▶ **Work to do**
Gather each line of the entries below that includes "Flash".

(Dataset records)

▼

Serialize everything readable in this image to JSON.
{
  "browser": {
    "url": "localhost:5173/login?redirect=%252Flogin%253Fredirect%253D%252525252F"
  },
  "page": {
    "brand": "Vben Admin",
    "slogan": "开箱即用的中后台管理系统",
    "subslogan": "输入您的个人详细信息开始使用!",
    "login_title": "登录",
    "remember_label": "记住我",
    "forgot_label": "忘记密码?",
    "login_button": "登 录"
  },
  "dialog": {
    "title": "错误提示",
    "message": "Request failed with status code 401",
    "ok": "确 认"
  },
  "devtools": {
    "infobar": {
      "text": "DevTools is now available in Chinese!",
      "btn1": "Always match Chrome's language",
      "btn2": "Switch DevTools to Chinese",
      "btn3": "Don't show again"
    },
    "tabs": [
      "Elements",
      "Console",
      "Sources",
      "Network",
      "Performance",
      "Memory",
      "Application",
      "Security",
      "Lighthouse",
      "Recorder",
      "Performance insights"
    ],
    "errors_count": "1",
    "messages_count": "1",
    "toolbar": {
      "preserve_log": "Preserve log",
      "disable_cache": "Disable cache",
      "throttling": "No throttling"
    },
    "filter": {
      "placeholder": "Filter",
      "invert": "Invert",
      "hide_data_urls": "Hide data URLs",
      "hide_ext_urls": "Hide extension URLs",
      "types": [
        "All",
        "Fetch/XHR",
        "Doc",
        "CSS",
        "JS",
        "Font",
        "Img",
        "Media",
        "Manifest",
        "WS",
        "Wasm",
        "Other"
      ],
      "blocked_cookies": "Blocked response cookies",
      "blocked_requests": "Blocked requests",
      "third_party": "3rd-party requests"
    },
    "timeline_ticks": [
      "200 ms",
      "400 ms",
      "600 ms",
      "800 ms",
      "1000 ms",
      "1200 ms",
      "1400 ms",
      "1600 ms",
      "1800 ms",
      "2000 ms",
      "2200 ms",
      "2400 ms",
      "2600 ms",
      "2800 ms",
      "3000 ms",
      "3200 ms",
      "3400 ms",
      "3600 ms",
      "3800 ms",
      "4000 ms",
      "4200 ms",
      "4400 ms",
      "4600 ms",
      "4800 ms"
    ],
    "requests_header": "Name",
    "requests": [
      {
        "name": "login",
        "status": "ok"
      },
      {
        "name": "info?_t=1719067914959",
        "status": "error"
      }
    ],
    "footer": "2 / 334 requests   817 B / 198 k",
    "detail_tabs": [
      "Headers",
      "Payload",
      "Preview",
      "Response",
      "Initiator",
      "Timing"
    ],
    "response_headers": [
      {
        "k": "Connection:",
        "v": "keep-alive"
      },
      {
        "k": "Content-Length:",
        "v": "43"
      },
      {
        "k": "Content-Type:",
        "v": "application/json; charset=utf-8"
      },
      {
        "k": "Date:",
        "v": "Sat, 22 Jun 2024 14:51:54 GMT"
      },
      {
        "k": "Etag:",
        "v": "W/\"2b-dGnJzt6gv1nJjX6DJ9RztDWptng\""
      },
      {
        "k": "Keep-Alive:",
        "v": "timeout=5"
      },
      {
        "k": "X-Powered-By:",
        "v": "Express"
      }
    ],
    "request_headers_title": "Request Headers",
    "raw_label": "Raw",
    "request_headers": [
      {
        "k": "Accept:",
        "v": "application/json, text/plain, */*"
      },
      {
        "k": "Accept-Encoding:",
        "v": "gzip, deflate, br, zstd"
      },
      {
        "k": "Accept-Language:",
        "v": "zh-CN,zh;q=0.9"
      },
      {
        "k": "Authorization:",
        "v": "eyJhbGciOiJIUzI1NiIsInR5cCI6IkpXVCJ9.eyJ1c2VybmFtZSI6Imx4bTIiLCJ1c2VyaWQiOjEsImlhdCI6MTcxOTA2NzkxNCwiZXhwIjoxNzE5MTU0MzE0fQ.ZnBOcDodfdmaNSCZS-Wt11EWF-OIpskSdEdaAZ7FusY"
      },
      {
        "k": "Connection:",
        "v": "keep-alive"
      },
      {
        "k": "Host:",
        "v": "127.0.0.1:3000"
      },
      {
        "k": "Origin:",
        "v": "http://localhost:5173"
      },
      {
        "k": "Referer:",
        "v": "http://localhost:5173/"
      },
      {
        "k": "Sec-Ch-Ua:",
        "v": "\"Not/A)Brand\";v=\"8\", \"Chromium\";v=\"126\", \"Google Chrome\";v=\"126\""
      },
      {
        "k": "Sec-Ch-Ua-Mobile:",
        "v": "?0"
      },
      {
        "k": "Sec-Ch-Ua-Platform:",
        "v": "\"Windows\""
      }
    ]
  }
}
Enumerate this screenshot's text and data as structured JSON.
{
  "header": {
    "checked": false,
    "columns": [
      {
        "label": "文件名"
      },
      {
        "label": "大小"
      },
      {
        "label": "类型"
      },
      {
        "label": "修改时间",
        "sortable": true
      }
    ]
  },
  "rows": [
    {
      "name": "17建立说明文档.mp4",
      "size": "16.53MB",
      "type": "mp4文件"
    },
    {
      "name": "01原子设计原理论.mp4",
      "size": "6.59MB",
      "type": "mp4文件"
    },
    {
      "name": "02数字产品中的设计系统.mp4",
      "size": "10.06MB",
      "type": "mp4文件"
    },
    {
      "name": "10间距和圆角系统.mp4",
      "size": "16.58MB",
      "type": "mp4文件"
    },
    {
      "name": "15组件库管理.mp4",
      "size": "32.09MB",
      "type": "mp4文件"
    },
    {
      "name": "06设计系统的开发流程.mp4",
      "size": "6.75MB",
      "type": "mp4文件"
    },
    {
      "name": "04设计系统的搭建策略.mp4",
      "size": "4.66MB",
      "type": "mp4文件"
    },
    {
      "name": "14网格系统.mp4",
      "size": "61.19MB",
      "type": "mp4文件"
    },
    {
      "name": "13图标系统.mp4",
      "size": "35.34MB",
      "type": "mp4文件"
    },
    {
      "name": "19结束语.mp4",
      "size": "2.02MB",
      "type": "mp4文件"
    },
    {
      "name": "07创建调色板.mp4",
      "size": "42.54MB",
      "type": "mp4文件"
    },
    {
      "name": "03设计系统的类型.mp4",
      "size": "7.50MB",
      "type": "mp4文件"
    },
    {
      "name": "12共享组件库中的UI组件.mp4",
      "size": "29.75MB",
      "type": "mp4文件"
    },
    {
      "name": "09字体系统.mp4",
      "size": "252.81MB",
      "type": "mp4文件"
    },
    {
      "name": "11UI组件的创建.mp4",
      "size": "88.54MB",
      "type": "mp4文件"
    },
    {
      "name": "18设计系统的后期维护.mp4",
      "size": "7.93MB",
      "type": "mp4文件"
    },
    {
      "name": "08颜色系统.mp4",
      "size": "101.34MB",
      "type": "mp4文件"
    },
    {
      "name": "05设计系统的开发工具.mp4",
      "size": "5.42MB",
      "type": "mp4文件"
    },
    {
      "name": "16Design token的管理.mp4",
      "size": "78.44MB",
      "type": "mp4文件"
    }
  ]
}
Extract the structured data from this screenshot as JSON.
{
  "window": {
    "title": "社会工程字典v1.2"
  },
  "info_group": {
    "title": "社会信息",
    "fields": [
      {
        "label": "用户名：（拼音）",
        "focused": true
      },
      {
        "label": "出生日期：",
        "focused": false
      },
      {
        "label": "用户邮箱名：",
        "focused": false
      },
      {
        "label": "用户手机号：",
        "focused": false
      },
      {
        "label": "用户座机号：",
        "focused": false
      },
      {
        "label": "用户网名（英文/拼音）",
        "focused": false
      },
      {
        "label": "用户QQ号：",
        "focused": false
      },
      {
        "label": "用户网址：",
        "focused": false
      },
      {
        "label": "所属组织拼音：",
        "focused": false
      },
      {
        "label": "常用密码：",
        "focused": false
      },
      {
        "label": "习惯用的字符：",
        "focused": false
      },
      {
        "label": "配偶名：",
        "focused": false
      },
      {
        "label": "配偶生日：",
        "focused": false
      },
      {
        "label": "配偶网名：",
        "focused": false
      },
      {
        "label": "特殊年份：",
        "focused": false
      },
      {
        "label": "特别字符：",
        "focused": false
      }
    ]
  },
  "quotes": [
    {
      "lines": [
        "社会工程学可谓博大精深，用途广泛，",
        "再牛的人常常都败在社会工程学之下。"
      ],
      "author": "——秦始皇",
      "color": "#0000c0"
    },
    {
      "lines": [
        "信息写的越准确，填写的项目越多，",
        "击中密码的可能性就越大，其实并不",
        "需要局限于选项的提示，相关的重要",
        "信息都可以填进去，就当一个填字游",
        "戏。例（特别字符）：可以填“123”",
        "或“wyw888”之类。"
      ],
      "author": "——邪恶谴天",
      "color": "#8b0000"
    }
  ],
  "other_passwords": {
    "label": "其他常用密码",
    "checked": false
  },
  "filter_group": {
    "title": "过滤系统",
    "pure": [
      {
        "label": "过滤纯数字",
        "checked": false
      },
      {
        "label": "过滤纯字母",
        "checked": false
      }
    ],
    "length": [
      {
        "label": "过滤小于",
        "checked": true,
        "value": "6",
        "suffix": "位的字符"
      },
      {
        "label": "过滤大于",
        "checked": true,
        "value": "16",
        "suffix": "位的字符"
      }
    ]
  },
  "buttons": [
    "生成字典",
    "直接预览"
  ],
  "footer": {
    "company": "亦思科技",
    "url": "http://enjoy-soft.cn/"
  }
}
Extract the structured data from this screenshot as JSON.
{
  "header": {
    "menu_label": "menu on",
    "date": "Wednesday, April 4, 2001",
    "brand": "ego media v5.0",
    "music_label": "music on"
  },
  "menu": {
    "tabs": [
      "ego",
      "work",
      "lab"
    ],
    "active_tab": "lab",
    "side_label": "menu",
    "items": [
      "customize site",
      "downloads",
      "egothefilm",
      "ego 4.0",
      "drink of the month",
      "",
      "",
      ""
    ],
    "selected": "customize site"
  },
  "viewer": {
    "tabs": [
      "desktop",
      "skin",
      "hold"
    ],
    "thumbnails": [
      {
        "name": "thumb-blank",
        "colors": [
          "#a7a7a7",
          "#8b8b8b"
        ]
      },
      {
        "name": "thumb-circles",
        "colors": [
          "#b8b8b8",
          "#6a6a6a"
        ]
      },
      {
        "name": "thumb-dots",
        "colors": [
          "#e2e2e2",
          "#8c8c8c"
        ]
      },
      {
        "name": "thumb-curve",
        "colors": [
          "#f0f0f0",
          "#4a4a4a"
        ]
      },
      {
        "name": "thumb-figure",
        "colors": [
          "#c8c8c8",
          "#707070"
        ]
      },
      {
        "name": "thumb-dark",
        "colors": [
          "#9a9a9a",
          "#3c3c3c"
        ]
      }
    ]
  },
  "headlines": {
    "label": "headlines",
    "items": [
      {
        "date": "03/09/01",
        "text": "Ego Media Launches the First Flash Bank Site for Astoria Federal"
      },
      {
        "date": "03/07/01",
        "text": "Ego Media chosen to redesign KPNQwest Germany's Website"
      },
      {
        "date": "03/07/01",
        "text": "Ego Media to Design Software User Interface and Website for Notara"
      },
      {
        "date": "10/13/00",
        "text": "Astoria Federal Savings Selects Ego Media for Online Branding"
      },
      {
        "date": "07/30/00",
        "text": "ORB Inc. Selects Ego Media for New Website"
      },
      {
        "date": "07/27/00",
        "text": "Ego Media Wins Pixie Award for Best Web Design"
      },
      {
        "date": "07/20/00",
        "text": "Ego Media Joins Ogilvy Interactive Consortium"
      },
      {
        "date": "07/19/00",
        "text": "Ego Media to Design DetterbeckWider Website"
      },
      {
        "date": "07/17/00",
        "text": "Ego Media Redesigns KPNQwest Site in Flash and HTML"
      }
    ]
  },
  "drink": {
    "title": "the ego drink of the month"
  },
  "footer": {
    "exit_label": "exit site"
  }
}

▲

▶ **Task solution**
        "text": "Ego Media Launches the First Flash Bank Site for Astoria Federal"
        "text": "Ego Media Redesigns KPNQwest Site in Flash and HTML"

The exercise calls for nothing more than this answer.